===== MATERIAL

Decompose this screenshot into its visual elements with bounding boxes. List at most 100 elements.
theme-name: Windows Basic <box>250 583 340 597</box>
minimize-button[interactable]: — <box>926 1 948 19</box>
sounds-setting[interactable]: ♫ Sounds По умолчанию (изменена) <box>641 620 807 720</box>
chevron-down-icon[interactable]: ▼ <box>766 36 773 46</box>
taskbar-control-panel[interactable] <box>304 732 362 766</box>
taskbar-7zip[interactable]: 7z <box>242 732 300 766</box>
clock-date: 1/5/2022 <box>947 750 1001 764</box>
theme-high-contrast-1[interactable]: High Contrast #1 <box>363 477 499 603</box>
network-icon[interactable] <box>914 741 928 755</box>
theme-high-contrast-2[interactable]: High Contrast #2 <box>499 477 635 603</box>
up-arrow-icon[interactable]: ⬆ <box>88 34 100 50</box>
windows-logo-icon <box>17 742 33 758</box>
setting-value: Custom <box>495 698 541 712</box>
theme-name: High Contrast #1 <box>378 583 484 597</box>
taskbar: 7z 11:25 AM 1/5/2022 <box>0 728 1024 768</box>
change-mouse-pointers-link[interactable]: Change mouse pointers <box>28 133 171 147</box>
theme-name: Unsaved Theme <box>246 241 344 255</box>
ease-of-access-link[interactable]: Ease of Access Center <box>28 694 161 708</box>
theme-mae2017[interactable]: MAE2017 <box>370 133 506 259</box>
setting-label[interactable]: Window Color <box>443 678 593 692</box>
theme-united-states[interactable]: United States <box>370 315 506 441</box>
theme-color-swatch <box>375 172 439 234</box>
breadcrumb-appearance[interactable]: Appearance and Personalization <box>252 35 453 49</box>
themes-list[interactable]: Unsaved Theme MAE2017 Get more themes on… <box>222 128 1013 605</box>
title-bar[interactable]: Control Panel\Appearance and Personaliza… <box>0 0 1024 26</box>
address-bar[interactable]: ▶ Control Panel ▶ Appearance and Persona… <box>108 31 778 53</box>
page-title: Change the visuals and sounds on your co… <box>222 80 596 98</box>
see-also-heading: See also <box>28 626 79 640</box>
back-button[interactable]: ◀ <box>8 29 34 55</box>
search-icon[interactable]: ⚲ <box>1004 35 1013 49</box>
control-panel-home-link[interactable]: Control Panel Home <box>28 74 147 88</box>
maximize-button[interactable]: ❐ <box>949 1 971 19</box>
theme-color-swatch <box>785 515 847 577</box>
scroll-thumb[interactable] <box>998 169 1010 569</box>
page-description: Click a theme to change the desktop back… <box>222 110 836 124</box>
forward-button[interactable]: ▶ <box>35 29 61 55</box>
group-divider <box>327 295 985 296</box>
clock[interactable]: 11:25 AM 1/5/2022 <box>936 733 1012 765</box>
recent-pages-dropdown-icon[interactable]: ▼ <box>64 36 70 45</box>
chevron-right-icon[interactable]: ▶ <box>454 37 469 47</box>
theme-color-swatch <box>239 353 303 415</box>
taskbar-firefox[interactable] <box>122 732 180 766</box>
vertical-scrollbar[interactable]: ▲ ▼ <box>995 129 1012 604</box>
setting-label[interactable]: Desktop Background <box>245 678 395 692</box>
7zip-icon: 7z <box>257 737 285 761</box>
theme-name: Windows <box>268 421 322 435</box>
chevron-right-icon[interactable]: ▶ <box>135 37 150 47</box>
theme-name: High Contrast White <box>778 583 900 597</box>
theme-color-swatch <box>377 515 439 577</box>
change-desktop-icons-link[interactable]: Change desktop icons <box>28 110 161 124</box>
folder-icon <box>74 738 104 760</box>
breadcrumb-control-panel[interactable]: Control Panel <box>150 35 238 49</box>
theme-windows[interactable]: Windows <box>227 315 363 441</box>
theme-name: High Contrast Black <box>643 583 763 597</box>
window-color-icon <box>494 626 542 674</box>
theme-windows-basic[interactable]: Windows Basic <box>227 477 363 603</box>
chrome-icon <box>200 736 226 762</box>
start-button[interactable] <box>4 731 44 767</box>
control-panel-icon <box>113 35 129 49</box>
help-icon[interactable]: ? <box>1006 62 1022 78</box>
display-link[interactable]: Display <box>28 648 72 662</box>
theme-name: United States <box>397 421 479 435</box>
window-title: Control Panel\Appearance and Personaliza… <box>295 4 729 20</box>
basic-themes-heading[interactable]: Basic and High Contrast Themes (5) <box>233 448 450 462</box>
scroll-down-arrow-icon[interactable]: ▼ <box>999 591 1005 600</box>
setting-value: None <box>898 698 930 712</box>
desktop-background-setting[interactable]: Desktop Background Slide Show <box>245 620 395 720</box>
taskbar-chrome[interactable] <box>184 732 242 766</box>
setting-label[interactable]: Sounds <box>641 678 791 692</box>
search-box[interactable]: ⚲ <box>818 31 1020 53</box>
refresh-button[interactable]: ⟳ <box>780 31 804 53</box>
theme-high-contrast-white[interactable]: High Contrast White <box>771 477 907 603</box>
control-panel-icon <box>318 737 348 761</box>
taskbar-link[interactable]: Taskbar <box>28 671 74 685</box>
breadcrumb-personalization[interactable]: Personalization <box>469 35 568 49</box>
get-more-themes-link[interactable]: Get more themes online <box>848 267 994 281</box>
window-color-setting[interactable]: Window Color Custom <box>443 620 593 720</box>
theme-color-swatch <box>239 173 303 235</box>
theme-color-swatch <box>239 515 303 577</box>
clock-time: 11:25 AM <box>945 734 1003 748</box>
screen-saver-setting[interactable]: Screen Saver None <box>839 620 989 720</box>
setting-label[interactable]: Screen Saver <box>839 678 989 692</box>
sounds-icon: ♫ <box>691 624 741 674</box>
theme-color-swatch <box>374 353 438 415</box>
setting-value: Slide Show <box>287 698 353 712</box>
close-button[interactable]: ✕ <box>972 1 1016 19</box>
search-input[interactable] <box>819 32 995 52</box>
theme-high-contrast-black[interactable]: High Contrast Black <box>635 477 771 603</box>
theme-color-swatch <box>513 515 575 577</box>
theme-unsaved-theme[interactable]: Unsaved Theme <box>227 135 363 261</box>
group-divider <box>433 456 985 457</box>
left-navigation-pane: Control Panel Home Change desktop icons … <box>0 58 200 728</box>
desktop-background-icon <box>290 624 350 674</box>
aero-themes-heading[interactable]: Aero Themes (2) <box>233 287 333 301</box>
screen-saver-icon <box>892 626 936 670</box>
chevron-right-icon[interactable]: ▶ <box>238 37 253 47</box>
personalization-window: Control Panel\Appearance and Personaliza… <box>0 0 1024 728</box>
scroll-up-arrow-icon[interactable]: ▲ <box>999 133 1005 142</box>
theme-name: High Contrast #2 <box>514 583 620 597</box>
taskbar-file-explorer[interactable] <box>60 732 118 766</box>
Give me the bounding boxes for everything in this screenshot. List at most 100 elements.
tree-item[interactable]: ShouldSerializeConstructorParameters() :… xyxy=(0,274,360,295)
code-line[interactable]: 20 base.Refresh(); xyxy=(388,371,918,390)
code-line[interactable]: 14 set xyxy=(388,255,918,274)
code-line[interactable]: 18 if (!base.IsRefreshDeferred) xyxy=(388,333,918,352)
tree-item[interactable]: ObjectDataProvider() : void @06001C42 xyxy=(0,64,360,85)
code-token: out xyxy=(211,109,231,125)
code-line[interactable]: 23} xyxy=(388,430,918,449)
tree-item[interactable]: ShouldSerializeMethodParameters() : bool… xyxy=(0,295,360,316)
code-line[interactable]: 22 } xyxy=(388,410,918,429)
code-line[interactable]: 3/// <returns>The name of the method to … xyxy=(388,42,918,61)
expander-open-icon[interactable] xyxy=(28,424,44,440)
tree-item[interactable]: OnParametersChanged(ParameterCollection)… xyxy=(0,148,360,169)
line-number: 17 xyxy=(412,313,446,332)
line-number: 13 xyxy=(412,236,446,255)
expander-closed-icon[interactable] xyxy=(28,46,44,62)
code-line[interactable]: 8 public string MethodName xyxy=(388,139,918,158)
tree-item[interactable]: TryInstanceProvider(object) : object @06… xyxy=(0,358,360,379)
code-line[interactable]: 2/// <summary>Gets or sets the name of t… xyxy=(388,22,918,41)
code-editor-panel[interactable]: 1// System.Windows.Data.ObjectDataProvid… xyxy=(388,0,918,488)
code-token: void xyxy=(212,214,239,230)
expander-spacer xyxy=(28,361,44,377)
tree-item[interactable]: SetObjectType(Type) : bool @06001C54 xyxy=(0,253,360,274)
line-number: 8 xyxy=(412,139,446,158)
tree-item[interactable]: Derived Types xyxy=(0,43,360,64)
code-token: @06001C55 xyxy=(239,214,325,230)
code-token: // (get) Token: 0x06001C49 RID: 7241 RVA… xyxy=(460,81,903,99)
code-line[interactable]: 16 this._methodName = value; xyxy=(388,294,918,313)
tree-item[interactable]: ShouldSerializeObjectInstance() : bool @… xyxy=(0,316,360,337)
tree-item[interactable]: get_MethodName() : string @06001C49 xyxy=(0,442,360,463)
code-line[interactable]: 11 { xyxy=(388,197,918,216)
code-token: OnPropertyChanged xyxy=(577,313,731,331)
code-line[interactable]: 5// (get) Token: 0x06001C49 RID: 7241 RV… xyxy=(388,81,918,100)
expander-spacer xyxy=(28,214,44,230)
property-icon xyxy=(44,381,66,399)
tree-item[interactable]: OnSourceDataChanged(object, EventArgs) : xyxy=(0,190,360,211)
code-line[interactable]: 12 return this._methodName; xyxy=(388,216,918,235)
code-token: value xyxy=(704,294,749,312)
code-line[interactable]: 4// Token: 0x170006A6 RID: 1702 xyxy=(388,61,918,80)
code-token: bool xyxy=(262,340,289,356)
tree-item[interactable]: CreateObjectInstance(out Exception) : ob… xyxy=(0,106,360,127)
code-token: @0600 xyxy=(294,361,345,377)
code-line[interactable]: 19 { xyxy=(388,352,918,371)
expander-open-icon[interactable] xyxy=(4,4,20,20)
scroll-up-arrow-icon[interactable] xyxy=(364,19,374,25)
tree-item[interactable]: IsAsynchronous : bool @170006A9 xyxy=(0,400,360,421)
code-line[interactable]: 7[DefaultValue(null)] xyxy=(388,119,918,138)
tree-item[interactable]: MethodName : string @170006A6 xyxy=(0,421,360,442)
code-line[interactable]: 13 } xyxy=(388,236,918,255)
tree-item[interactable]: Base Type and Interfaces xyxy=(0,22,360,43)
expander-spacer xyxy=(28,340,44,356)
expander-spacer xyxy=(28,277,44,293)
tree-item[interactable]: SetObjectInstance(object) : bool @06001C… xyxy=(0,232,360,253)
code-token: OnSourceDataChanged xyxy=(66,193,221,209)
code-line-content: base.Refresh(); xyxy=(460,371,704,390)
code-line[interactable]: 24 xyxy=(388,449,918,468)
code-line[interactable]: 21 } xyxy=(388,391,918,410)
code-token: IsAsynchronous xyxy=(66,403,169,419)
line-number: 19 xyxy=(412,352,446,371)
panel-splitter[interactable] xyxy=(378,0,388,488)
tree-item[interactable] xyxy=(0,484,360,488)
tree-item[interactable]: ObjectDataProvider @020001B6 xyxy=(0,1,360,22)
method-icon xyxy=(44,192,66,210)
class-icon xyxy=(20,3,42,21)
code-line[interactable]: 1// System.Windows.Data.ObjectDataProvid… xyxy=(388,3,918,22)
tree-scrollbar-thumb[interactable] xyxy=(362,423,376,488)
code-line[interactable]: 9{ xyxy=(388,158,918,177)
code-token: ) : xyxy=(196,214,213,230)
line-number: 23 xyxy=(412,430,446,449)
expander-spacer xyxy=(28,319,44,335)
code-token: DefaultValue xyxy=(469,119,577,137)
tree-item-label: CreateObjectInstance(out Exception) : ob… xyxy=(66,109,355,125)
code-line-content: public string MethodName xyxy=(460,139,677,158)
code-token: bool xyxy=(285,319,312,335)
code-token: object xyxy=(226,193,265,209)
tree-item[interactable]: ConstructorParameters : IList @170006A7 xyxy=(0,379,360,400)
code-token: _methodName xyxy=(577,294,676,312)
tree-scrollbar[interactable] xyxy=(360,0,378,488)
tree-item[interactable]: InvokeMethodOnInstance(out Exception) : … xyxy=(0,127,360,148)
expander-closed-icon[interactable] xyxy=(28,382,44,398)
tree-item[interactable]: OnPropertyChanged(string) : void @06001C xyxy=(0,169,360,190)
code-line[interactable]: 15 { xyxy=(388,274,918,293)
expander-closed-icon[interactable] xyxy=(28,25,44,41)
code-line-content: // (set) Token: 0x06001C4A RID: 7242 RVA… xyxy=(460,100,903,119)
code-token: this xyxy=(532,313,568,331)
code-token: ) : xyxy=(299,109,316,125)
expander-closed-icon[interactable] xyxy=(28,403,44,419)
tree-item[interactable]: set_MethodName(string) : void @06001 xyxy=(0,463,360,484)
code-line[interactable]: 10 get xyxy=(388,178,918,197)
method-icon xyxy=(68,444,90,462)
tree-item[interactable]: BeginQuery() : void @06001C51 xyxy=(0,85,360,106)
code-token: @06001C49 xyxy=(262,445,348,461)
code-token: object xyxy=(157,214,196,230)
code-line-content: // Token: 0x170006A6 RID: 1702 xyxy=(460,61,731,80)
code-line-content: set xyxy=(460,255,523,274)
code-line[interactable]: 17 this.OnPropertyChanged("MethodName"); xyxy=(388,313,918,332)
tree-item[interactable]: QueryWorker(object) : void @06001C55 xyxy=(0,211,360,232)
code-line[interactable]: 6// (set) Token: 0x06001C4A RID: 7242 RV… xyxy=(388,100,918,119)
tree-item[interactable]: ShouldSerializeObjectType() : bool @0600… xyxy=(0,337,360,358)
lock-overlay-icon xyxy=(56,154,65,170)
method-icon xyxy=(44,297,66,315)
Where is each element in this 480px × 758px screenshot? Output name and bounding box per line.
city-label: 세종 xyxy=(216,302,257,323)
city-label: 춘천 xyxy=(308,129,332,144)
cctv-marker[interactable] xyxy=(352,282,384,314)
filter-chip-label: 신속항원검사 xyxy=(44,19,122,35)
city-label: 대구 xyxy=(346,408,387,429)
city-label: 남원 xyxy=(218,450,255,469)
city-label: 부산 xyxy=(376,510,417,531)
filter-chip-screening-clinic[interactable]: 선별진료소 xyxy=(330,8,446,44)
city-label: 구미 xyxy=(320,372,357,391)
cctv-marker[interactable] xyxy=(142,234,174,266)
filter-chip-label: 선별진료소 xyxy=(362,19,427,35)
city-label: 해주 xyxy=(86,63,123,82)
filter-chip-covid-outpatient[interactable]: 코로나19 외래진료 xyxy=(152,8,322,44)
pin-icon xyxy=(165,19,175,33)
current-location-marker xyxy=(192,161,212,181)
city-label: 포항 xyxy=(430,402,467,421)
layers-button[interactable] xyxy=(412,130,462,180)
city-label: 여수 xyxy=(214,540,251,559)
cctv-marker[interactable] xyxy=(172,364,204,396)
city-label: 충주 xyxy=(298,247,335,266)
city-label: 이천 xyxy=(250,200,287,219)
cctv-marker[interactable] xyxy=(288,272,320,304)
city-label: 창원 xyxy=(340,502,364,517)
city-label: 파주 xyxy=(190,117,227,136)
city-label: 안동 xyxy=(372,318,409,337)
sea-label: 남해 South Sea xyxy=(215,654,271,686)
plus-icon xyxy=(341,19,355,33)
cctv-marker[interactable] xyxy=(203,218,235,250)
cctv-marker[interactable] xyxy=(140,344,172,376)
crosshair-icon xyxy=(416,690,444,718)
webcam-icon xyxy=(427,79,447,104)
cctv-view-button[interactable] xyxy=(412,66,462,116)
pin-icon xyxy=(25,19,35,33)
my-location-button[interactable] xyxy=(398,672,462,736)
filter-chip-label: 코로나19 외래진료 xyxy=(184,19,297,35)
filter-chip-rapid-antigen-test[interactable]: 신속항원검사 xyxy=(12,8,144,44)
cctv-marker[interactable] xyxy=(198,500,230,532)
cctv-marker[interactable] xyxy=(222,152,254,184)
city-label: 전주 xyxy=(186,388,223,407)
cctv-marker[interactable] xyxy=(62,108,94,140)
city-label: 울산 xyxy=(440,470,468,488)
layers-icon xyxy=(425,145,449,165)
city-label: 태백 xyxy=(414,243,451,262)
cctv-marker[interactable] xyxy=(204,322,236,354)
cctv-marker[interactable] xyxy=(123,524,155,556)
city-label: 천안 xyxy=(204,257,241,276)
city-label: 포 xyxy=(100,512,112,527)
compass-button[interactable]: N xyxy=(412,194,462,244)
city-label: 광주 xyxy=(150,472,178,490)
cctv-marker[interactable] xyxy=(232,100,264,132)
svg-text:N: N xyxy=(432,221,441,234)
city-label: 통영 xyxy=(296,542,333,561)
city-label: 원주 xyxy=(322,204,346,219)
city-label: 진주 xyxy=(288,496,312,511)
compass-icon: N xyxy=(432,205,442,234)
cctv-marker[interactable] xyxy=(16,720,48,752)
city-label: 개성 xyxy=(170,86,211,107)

==========

STATED EXERCISE |
Can you echo the listing above word for word, starting at its very first line and ending at the line that contains "theme-high-contrast-2[interactable]: High Contrast", with both of those lines included?

THE ANSWER |
Decompose this screenshot into its visual elements with bounding boxes. List at most 100 elements.
theme-name: Windows Basic <box>250 583 340 597</box>
minimize-button[interactable]: — <box>926 1 948 19</box>
sounds-setting[interactable]: ♫ Sounds По умолчанию (изменена) <box>641 620 807 720</box>
chevron-down-icon[interactable]: ▼ <box>766 36 773 46</box>
taskbar-control-panel[interactable] <box>304 732 362 766</box>
taskbar-7zip[interactable]: 7z <box>242 732 300 766</box>
clock-date: 1/5/2022 <box>947 750 1001 764</box>
theme-high-contrast-1[interactable]: High Contrast #1 <box>363 477 499 603</box>
network-icon[interactable] <box>914 741 928 755</box>
theme-high-contrast-2[interactable]: High Contrast #2 <box>499 477 635 603</box>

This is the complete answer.